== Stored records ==

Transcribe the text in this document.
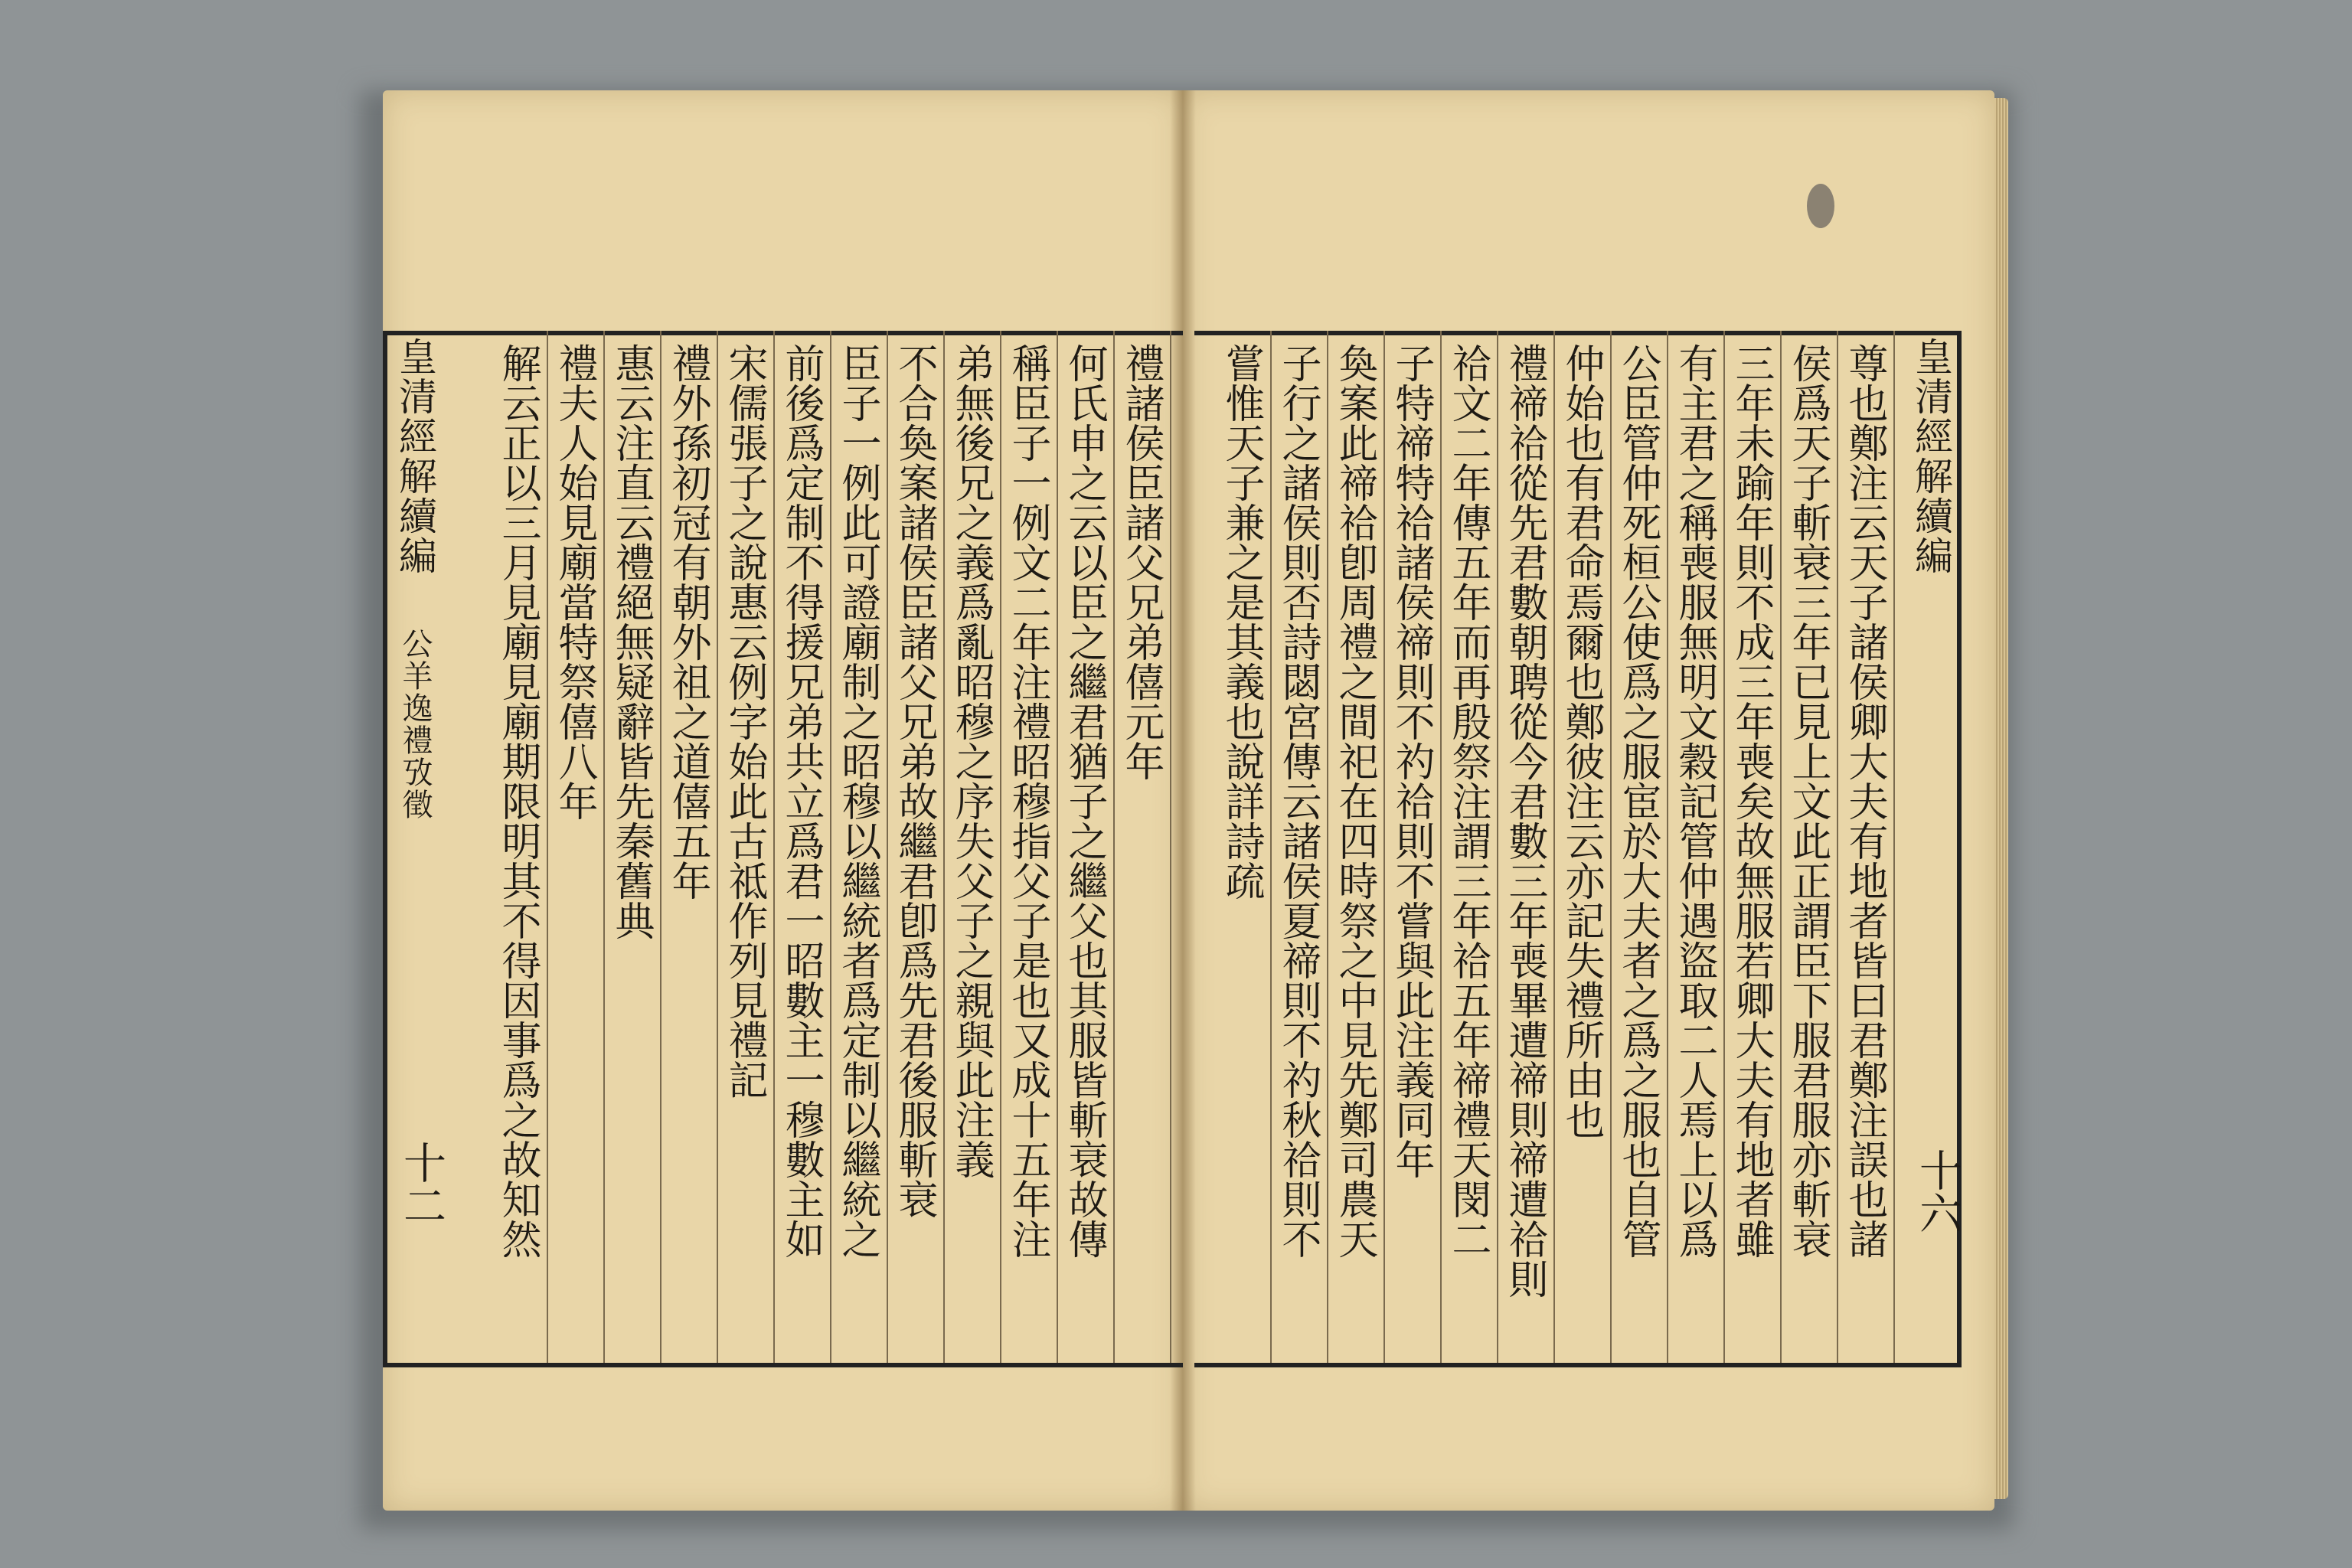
皇清經解續編
十六
皇清經解續編
公羊逸禮攷徵
十二	尊也鄭注云天子諸侯卿大夫有地者皆曰君鄭注誤也諸
侯爲天子斬衰三年已見上文此正謂臣下服君服亦斬衰
三年未踰年則不成三年喪矣故無服若卿大夫有地者雖
有主君之稱喪服無明文穀記管仲遇盜取二人焉上以爲
公臣管仲死桓公使爲之服宦於大夫者之爲之服也自管
仲始也有君命焉爾也鄭彼注云亦記失禮所由也
禮禘祫從先君數朝聘從今君數三年喪畢遭禘則禘遭祫則
祫文二年傳五年而再殷祭注謂三年祫五年禘禮天閔二
子特禘特祫諸侯禘則不礿祫則不嘗與此注義同年
奐案此禘祫卽周禮之間祀在四時祭之中見先鄭司農天
子行之諸侯則否詩閟宮傳云諸侯夏禘則不礿秋祫則不
嘗惟天子兼之是其義也說詳詩疏
禮諸侯臣諸父兄弟僖元年
何氏申之云以臣之繼君猶子之繼父也其服皆斬衰故傳
稱臣子一例文二年注禮昭穆指父子是也又成十五年注
弟無後兄之義爲亂昭穆之序失父子之親與此注義
不合奐案諸侯臣諸父兄弟故繼君卽爲先君後服斬衰
臣子一例此可證廟制之昭穆以繼統者爲定制以繼統之
前後爲定制不得援兄弟共立爲君一昭數主一穆數主如
宋儒張子之說惠云例字始此古祗作列見禮記
禮外孫初冠有朝外祖之道僖五年
惠云注直云禮絕無疑辭皆先秦舊典
禮夫人始見廟當特祭僖八年
解云正以三月見廟見廟期限明其不得因事爲之故知然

== TASK OBJECTIVE ==
Restate the records word for word, omitting images.

== RESPONSE BELOW ==
Transcribe the text in this document.
皇清經解續編
十六
皇清經解續編
公羊逸禮攷徵
十二	尊也鄭注云天子諸侯卿大夫有地者皆曰君鄭注誤也諸
侯爲天子斬衰三年已見上文此正謂臣下服君服亦斬衰
三年未踰年則不成三年喪矣故無服若卿大夫有地者雖
有主君之稱喪服無明文穀記管仲遇盜取二人焉上以爲
公臣管仲死桓公使爲之服宦於大夫者之爲之服也自管
仲始也有君命焉爾也鄭彼注云亦記失禮所由也
禮禘祫從先君數朝聘從今君數三年喪畢遭禘則禘遭祫則
祫文二年傳五年而再殷祭注謂三年祫五年禘禮天閔二
子特禘特祫諸侯禘則不礿祫則不嘗與此注義同年
奐案此禘祫卽周禮之間祀在四時祭之中見先鄭司農天
子行之諸侯則否詩閟宮傳云諸侯夏禘則不礿秋祫則不
嘗惟天子兼之是其義也說詳詩疏
禮諸侯臣諸父兄弟僖元年
何氏申之云以臣之繼君猶子之繼父也其服皆斬衰故傳
稱臣子一例文二年注禮昭穆指父子是也又成十五年注
弟無後兄之義爲亂昭穆之序失父子之親與此注義
不合奐案諸侯臣諸父兄弟故繼君卽爲先君後服斬衰
臣子一例此可證廟制之昭穆以繼統者爲定制以繼統之
前後爲定制不得援兄弟共立爲君一昭數主一穆數主如
宋儒張子之說惠云例字始此古祗作列見禮記
禮外孫初冠有朝外祖之道僖五年
惠云注直云禮絕無疑辭皆先秦舊典
禮夫人始見廟當特祭僖八年
解云正以三月見廟見廟期限明其不得因事爲之故知然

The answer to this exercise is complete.